GIVEN REQUEST:
Locate the string "others" throughout the material and copy every line in which it occurs.

++++ EXTRACTED MATERIAL

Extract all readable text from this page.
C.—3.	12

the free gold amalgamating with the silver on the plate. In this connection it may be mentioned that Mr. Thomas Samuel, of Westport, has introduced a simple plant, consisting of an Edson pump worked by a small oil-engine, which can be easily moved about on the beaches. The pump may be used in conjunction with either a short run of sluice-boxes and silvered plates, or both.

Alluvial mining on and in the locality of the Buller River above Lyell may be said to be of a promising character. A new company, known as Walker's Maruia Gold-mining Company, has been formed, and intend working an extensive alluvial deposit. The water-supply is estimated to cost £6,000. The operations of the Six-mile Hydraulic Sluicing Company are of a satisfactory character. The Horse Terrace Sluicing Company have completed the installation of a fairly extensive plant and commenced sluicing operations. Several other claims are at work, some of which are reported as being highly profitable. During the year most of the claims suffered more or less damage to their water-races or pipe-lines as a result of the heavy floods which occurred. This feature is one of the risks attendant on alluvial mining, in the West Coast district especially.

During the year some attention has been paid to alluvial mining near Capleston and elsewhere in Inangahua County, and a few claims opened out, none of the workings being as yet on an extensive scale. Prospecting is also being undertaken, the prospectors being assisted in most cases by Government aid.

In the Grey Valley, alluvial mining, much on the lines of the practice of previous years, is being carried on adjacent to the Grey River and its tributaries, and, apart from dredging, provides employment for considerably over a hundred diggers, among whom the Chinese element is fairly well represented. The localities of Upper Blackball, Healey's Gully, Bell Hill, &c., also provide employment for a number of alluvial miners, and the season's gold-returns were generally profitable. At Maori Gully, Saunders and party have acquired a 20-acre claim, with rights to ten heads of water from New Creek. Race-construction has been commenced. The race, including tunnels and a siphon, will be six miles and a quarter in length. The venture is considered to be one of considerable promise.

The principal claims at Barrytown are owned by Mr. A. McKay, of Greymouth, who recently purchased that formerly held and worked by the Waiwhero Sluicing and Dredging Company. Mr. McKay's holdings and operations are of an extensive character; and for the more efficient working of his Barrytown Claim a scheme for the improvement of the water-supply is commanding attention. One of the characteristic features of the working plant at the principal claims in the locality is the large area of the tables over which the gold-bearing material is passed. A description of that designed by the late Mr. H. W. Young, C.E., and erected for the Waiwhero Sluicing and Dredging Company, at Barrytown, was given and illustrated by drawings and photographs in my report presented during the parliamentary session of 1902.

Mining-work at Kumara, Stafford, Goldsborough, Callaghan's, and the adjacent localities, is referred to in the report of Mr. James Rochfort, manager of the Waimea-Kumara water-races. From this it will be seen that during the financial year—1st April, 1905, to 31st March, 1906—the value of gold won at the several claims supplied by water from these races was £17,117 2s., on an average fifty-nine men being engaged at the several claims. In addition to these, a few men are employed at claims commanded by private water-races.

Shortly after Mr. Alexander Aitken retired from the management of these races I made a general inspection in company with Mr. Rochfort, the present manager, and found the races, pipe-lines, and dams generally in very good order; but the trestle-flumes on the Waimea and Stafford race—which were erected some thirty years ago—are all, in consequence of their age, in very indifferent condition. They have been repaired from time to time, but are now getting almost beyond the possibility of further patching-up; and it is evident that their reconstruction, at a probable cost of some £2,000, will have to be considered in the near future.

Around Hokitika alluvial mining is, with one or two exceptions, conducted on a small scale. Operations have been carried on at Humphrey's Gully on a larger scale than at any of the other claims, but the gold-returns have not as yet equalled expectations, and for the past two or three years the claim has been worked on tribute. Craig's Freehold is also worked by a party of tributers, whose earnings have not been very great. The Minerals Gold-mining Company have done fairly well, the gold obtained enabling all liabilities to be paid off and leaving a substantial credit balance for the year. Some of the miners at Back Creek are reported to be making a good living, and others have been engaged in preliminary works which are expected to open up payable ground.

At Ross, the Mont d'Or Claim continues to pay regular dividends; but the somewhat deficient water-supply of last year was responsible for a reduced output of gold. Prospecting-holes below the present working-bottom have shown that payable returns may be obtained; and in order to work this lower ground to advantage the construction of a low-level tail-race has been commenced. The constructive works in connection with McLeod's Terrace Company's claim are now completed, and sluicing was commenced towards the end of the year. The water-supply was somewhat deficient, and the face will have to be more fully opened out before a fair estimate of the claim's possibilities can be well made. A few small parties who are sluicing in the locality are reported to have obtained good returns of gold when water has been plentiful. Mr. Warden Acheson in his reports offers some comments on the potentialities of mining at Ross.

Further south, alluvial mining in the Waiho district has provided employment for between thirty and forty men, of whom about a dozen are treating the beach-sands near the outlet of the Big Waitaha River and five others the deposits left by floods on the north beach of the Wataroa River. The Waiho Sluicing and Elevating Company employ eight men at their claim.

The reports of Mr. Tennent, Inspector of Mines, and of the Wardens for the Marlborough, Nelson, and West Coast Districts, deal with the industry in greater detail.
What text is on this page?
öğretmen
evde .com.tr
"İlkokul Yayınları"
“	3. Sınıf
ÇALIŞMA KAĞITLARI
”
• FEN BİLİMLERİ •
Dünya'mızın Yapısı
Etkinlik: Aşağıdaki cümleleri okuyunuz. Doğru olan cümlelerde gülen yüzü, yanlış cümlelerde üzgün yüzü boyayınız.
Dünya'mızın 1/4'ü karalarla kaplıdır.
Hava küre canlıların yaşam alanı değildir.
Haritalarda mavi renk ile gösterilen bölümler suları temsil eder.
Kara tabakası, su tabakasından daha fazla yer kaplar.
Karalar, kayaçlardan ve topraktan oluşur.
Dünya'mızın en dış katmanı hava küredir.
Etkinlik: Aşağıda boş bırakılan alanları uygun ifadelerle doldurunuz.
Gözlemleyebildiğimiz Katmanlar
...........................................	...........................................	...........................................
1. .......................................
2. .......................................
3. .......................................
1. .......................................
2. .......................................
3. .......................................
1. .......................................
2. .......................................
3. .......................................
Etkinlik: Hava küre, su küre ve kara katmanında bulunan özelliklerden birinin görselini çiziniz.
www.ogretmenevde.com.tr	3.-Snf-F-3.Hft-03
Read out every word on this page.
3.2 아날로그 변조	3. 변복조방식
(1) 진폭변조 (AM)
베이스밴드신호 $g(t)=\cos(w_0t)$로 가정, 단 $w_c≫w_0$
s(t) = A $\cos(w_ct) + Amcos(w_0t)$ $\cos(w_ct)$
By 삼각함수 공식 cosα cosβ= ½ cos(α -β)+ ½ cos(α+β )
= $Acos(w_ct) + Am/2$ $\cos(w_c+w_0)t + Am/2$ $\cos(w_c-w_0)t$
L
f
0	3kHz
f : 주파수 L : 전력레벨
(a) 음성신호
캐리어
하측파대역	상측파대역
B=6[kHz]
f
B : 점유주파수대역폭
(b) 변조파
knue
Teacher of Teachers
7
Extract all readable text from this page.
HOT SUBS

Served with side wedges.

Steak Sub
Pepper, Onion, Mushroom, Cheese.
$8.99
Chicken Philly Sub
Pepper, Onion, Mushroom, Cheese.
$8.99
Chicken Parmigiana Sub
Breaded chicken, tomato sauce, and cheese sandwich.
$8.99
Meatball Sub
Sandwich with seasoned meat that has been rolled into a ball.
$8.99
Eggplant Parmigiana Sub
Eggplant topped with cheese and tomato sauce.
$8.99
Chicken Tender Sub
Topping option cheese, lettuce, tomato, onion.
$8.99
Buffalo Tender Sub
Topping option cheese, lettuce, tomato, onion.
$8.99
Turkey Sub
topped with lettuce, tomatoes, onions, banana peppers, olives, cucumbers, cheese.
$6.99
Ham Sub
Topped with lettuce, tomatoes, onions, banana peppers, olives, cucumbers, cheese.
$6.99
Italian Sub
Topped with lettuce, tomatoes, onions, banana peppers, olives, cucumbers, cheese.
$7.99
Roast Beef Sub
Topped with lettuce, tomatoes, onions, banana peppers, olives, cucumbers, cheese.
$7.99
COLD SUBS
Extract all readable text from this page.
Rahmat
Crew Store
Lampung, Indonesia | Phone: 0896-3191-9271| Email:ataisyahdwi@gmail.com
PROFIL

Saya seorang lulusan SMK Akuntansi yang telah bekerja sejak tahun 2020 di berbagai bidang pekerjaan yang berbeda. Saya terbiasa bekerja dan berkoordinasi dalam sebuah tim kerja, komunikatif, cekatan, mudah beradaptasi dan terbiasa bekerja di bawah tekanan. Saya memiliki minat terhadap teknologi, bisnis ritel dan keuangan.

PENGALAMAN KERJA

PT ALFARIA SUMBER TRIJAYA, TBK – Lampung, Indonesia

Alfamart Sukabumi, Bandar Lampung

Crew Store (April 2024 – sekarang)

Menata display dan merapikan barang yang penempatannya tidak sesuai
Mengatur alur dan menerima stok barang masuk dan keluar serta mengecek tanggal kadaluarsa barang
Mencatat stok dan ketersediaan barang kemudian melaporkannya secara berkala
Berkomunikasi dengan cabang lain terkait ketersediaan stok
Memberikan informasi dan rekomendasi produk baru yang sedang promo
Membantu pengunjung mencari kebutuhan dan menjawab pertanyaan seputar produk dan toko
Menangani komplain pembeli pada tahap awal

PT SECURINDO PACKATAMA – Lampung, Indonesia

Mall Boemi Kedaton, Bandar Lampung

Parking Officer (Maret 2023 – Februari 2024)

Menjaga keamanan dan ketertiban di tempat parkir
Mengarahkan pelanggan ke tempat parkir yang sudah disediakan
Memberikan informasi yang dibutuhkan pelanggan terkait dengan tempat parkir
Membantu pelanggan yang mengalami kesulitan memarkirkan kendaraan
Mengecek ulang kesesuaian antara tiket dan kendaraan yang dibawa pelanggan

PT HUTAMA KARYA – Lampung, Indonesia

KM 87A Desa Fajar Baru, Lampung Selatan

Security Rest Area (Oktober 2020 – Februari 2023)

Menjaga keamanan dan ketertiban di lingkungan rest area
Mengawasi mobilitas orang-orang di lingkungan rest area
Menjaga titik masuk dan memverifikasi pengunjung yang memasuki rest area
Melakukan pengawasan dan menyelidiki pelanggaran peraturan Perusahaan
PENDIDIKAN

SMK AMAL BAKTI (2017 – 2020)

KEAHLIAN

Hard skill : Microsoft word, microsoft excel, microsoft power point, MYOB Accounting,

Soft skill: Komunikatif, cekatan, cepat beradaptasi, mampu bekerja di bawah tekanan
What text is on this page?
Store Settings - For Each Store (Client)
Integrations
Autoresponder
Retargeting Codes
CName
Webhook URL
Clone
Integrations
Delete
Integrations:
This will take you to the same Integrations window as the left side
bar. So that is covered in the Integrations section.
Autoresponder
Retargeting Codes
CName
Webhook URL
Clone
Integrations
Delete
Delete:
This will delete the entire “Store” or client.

++++++++

EXERCISE ANSWER:
Around Hokitika alluvial mining is, with one or two exceptions, conducted on a small scale. Operations have been carried on at Humphrey's Gully on a larger scale than at any of the other claims, but the gold-returns have not as yet equalled expectations, and for the past two or three years the claim has been worked on tribute. Craig's Freehold is also worked by a party of tributers, whose earnings have not been very great. The Minerals Gold-mining Company have done fairly well, the gold obtained enabling all liabilities to be paid off and leaving a substantial credit balance for the year. Some of the miners at Back Creek are reported to be making a good living, and others have been engaged in preliminary works which are expected to open up payable ground.
Further south, alluvial mining in the Waiho district has provided employment for between thirty and forty men, of whom about a dozen are treating the beach-sands near the outlet of the Big Waitaha River and five others the deposits left by floods on the north beach of the Wataroa River. The Waiho Sluicing and Elevating Company employ eight men at their claim.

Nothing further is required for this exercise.